>> START
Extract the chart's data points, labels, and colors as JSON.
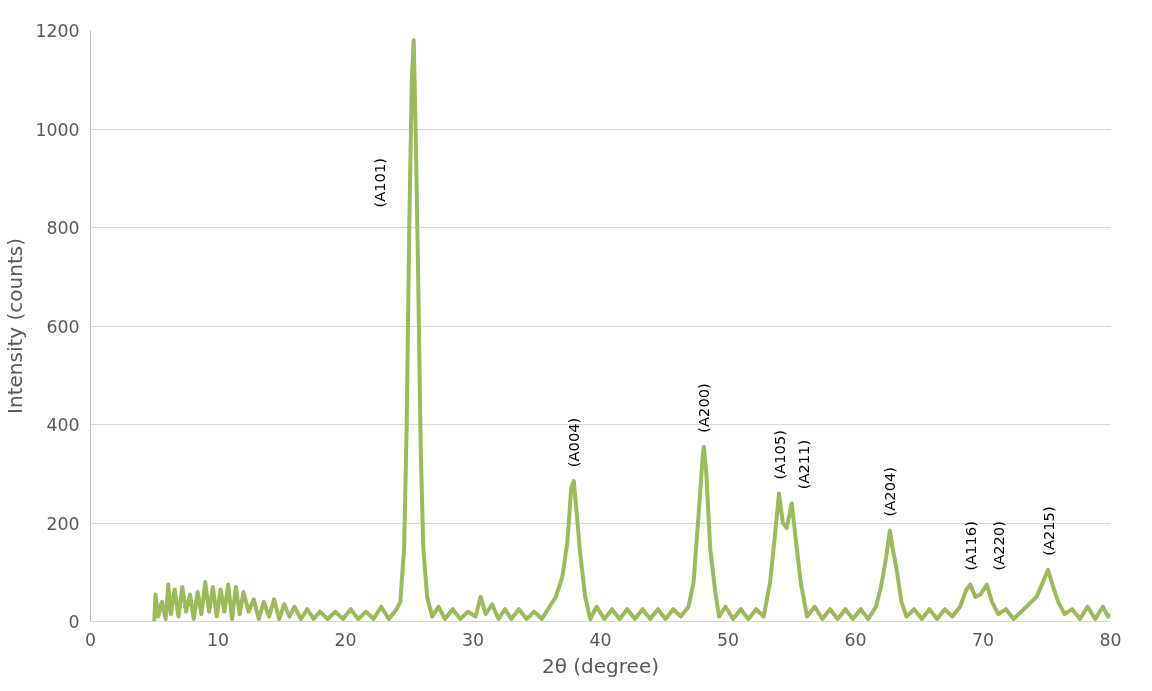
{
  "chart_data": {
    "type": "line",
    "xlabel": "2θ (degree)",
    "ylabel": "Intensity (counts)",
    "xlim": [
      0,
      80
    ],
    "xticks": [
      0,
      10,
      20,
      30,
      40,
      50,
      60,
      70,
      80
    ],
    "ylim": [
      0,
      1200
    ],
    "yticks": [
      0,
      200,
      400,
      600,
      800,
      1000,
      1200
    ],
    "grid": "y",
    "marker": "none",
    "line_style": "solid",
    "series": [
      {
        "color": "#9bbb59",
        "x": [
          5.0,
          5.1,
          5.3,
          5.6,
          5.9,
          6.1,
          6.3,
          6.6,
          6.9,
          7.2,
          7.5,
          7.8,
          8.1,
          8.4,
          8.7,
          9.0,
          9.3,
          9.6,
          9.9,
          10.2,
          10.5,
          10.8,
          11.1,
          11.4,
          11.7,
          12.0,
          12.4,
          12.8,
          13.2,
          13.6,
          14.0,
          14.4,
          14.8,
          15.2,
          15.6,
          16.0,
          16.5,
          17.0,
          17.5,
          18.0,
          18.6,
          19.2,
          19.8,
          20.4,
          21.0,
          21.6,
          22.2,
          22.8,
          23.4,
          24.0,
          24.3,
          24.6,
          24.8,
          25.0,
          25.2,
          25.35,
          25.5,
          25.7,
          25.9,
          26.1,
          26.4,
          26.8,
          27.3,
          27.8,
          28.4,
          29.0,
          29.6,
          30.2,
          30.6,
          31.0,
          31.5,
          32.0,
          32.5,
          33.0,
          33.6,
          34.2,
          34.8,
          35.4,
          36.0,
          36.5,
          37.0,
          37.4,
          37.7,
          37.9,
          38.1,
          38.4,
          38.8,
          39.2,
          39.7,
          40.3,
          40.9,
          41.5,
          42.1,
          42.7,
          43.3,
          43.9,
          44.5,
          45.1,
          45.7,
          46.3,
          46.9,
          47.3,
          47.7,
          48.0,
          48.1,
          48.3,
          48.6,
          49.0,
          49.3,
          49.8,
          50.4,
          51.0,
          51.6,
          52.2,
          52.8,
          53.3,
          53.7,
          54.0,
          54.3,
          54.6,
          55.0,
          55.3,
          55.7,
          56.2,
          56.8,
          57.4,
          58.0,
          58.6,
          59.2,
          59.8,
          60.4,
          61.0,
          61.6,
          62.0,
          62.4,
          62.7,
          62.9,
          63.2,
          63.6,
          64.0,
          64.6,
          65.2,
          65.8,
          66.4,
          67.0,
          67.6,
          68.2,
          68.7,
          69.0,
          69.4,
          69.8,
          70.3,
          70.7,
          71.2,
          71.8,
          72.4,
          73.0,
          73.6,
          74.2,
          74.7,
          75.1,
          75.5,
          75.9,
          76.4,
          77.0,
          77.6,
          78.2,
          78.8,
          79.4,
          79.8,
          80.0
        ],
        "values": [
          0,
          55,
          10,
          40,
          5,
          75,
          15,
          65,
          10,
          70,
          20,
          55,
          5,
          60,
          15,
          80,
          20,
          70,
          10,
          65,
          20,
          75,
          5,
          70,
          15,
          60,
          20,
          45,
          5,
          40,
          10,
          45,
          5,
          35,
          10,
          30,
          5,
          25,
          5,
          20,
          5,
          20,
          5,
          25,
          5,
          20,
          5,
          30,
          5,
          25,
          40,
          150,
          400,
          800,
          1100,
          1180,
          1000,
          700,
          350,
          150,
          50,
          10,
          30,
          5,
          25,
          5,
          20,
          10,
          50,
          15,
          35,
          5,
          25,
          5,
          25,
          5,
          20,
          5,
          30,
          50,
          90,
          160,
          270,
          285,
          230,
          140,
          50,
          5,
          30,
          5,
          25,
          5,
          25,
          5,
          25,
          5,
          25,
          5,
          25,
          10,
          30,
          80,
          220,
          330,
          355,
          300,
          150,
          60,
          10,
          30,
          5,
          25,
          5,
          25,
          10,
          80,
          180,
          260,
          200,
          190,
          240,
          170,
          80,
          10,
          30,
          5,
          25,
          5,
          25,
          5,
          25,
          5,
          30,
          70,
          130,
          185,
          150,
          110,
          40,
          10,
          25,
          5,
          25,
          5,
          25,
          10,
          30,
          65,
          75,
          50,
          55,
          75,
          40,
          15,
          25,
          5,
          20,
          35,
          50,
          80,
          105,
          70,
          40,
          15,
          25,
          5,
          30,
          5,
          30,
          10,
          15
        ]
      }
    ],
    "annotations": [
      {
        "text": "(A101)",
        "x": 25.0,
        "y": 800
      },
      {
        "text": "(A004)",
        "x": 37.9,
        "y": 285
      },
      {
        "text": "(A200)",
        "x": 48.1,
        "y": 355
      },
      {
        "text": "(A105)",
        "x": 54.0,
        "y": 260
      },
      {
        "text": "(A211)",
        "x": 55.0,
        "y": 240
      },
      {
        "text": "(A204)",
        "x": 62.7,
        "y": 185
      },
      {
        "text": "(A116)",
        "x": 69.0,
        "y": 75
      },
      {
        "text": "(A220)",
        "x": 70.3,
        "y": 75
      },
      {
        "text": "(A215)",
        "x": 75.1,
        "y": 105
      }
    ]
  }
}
>> END
Without the pictures, write out all of the material exactly.

Extract the chart's data points, labels, and colors as JSON.
{
  "chart_data": {
    "type": "line",
    "xlabel": "2θ (degree)",
    "ylabel": "Intensity (counts)",
    "xlim": [
      0,
      80
    ],
    "xticks": [
      0,
      10,
      20,
      30,
      40,
      50,
      60,
      70,
      80
    ],
    "ylim": [
      0,
      1200
    ],
    "yticks": [
      0,
      200,
      400,
      600,
      800,
      1000,
      1200
    ],
    "grid": "y",
    "marker": "none",
    "line_style": "solid",
    "series": [
      {
        "color": "#9bbb59",
        "x": [
          5.0,
          5.1,
          5.3,
          5.6,
          5.9,
          6.1,
          6.3,
          6.6,
          6.9,
          7.2,
          7.5,
          7.8,
          8.1,
          8.4,
          8.7,
          9.0,
          9.3,
          9.6,
          9.9,
          10.2,
          10.5,
          10.8,
          11.1,
          11.4,
          11.7,
          12.0,
          12.4,
          12.8,
          13.2,
          13.6,
          14.0,
          14.4,
          14.8,
          15.2,
          15.6,
          16.0,
          16.5,
          17.0,
          17.5,
          18.0,
          18.6,
          19.2,
          19.8,
          20.4,
          21.0,
          21.6,
          22.2,
          22.8,
          23.4,
          24.0,
          24.3,
          24.6,
          24.8,
          25.0,
          25.2,
          25.35,
          25.5,
          25.7,
          25.9,
          26.1,
          26.4,
          26.8,
          27.3,
          27.8,
          28.4,
          29.0,
          29.6,
          30.2,
          30.6,
          31.0,
          31.5,
          32.0,
          32.5,
          33.0,
          33.6,
          34.2,
          34.8,
          35.4,
          36.0,
          36.5,
          37.0,
          37.4,
          37.7,
          37.9,
          38.1,
          38.4,
          38.8,
          39.2,
          39.7,
          40.3,
          40.9,
          41.5,
          42.1,
          42.7,
          43.3,
          43.9,
          44.5,
          45.1,
          45.7,
          46.3,
          46.9,
          47.3,
          47.7,
          48.0,
          48.1,
          48.3,
          48.6,
          49.0,
          49.3,
          49.8,
          50.4,
          51.0,
          51.6,
          52.2,
          52.8,
          53.3,
          53.7,
          54.0,
          54.3,
          54.6,
          55.0,
          55.3,
          55.7,
          56.2,
          56.8,
          57.4,
          58.0,
          58.6,
          59.2,
          59.8,
          60.4,
          61.0,
          61.6,
          62.0,
          62.4,
          62.7,
          62.9,
          63.2,
          63.6,
          64.0,
          64.6,
          65.2,
          65.8,
          66.4,
          67.0,
          67.6,
          68.2,
          68.7,
          69.0,
          69.4,
          69.8,
          70.3,
          70.7,
          71.2,
          71.8,
          72.4,
          73.0,
          73.6,
          74.2,
          74.7,
          75.1,
          75.5,
          75.9,
          76.4,
          77.0,
          77.6,
          78.2,
          78.8,
          79.4,
          79.8,
          80.0
        ],
        "values": [
          0,
          55,
          10,
          40,
          5,
          75,
          15,
          65,
          10,
          70,
          20,
          55,
          5,
          60,
          15,
          80,
          20,
          70,
          10,
          65,
          20,
          75,
          5,
          70,
          15,
          60,
          20,
          45,
          5,
          40,
          10,
          45,
          5,
          35,
          10,
          30,
          5,
          25,
          5,
          20,
          5,
          20,
          5,
          25,
          5,
          20,
          5,
          30,
          5,
          25,
          40,
          150,
          400,
          800,
          1100,
          1180,
          1000,
          700,
          350,
          150,
          50,
          10,
          30,
          5,
          25,
          5,
          20,
          10,
          50,
          15,
          35,
          5,
          25,
          5,
          25,
          5,
          20,
          5,
          30,
          50,
          90,
          160,
          270,
          285,
          230,
          140,
          50,
          5,
          30,
          5,
          25,
          5,
          25,
          5,
          25,
          5,
          25,
          5,
          25,
          10,
          30,
          80,
          220,
          330,
          355,
          300,
          150,
          60,
          10,
          30,
          5,
          25,
          5,
          25,
          10,
          80,
          180,
          260,
          200,
          190,
          240,
          170,
          80,
          10,
          30,
          5,
          25,
          5,
          25,
          5,
          25,
          5,
          30,
          70,
          130,
          185,
          150,
          110,
          40,
          10,
          25,
          5,
          25,
          5,
          25,
          10,
          30,
          65,
          75,
          50,
          55,
          75,
          40,
          15,
          25,
          5,
          20,
          35,
          50,
          80,
          105,
          70,
          40,
          15,
          25,
          5,
          30,
          5,
          30,
          10,
          15
        ]
      }
    ],
    "annotations": [
      {
        "text": "(A101)",
        "x": 25.0,
        "y": 800
      },
      {
        "text": "(A004)",
        "x": 37.9,
        "y": 285
      },
      {
        "text": "(A200)",
        "x": 48.1,
        "y": 355
      },
      {
        "text": "(A105)",
        "x": 54.0,
        "y": 260
      },
      {
        "text": "(A211)",
        "x": 55.0,
        "y": 240
      },
      {
        "text": "(A204)",
        "x": 62.7,
        "y": 185
      },
      {
        "text": "(A116)",
        "x": 69.0,
        "y": 75
      },
      {
        "text": "(A220)",
        "x": 70.3,
        "y": 75
      },
      {
        "text": "(A215)",
        "x": 75.1,
        "y": 105
      }
    ]
  }
}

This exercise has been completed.